| Excerpt to read |
■ ■ ■ ■ ■ ■ ■

Microsoft: And here’s where I kinda fall down, because I don’t yet have an Xbox One, and so far I have seen nothing to make me want one. Cuphead looks kinda cool, but I’m willing to bet that’s just a timed exclusive. Rock Band 4 was literally only on my short list because of the sunk-cost fallacy (read: all my DLC was on the 360). I could honestly not care less about the Halo games, and there are no other exclusives on the horizon that have me interested. Not even the system’s precipitous price drops over the last few months could sway me (even if I had the money). The cynic in me says that the price drops are due to a hardware refresh coming, but that makes little sense because unlike the PSVR, there’s no reason for the Xbox One to become more powerful than it already is. I think we’ve hit the wall of diminishing returns in terms of graphics, and that’s okay. What I want to see is MS embracing its “it can’t get worse” status at the moment and start taking risks with games and ideas that might not be conventional, but might be hits in hiding. Really, I want MS to become the company that they were in 2007, when I picked the 360 over the PS3.

(As a side note to Microsoft’s thing, I want to give a mention to one of the people who became one of my personal heroes while he was at Microsoft, Stephen Tolouse. His blog is full of incredible insights on the state of the video game industry from the perspective of one of its giants. Please check it out.)

■ ■ ■ ■ ■ ■ ■

| Stored records |

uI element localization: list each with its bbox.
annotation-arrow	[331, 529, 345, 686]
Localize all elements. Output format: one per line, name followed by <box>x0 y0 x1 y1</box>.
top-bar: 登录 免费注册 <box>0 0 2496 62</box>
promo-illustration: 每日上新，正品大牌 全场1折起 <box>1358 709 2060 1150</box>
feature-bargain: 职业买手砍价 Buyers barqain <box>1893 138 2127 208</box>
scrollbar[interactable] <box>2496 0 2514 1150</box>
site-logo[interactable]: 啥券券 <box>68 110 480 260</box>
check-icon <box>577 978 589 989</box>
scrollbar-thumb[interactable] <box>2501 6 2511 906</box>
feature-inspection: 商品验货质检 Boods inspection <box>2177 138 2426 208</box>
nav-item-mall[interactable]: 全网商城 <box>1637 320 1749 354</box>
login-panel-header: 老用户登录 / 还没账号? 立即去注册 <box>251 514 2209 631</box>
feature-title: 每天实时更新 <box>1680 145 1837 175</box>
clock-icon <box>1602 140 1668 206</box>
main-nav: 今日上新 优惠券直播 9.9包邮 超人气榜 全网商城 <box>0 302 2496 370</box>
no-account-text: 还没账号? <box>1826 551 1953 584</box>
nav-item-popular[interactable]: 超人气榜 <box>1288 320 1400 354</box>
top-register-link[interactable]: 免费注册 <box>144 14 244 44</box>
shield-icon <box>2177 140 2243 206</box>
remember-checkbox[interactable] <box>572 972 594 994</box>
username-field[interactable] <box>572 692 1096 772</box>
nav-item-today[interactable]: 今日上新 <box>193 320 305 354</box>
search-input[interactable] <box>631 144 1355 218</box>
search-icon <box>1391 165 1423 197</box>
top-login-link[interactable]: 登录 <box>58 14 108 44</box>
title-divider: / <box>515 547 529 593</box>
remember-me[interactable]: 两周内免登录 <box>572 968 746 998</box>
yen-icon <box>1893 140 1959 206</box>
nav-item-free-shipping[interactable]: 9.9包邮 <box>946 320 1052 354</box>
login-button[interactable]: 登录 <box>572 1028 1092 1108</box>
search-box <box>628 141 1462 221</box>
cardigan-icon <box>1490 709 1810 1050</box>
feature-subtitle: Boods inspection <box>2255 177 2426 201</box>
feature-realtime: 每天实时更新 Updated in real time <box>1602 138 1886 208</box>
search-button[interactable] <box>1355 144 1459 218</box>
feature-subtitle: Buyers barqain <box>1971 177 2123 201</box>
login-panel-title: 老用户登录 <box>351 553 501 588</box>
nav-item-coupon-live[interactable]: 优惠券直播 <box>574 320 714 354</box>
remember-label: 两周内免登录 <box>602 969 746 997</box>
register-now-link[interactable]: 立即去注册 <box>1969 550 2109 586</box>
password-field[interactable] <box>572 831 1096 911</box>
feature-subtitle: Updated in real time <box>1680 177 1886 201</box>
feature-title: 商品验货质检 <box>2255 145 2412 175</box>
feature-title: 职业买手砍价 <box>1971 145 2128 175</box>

■ ■ ■ ■ ■ ■ ■

| What this exercise asks |
[a] Write out the passage on Microsoft and the Xbox One word for word, between "(As a side note" and "check it out.)", inclusive.
[b] How would the passage on Microsoft and the Xbox One go on? Continue it from the point where it stops.

| Expected responses |
[a]
(As a side note to Microsoft’s thing, I want to give a mention to one of the people who became one of my personal heroes while he was at Microsoft, Stephen Tolouse. His blog is full of incredible insights on the state of the video game industry from the perspective of one of its giants. Please check it out.)

[b]
Nintendo: Okay, first things first: we’re not gonna see the NX this year. Period. Not gonna happen. Whether or not that’s because Nintendo is adding VR to the system or just because it’s not entirely ready is up for speculation, but it is going to remain under wraps until next March at the earliest. For good or for ill, we’re stuck with the Wii U and 3DS for at least one more year. In my opinion, that’s in the “good” column. I don’t think we’ve seen the end of what either of those systems can do, particularly the New 3DS– though that particular machine is a victim of being too late for its own good. Nintendo is going to make Pokemon Sun and Moon the focus of its Treehouse Live show, along with Kirby Planet Robobot (releasing today). There’s also been rumors that a new DLC pack is coming for Mario Kart 8. Beyond that, quite frankly, there is no telling whatsoever as to what Nintendo will show. We might hear about some paid DLC/expansions for Splatoon and Super Mario Maker, and we may also see a few more indie darlings like Freedom Planet 2 and whatever Yacht Club Games is doing to follow up Shovel Knight. We might see a new, proper Metroid game. We might finally see Nintendo dig deep into its back catalog and reboot some series– the Wii’s preview slides back in 2005 teased a “Gumshoe” remake, which would probably be much cooler than it has any right to be. My pie in the sky wish is that Nintendo buckles and finally remakes Gyromite with an augmented-reality ROB, possibly through the New 3DS. You can’t tell me that the thought of ROB coming back wouldn’t be cool. (Oh, and Mother 3, but that’s less of a silly hope now that it’s the only one left.)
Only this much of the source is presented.